Among the entries below, find the lines with "两个维护" and copy them.

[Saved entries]
---------------

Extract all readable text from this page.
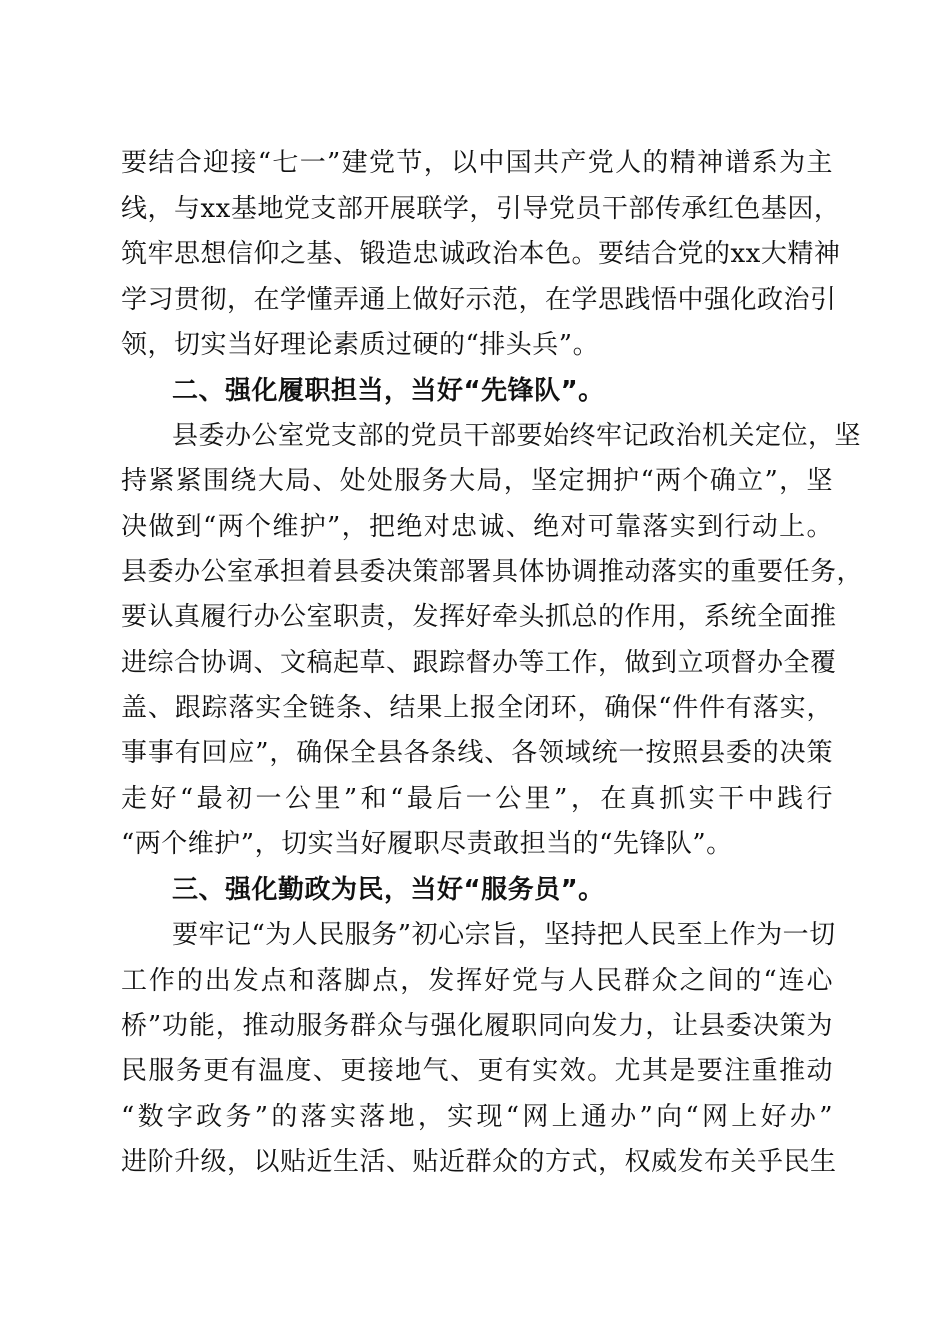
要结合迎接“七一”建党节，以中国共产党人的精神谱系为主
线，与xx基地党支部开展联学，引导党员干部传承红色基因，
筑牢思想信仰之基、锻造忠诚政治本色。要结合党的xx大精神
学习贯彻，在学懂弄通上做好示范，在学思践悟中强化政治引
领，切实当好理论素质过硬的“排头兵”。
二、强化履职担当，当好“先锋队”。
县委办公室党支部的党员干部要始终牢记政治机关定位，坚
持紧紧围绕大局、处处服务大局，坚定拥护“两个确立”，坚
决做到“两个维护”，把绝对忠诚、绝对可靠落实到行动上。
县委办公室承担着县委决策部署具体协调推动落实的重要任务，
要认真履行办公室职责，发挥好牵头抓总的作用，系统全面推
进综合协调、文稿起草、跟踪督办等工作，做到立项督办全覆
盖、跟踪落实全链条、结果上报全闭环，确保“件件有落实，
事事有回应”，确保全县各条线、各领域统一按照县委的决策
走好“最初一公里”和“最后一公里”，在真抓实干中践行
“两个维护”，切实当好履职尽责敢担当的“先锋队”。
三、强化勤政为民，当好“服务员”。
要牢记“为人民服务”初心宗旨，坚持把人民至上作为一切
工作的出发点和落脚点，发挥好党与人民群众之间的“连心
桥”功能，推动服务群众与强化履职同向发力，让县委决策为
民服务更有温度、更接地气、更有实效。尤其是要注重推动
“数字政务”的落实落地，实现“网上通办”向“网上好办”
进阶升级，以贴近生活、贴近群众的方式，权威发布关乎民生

---------------

Finished answer -
决做到“两个维护”，把绝对忠诚、绝对可靠落实到行动上。
“两个维护”，切实当好履职尽责敢担当的“先锋队”。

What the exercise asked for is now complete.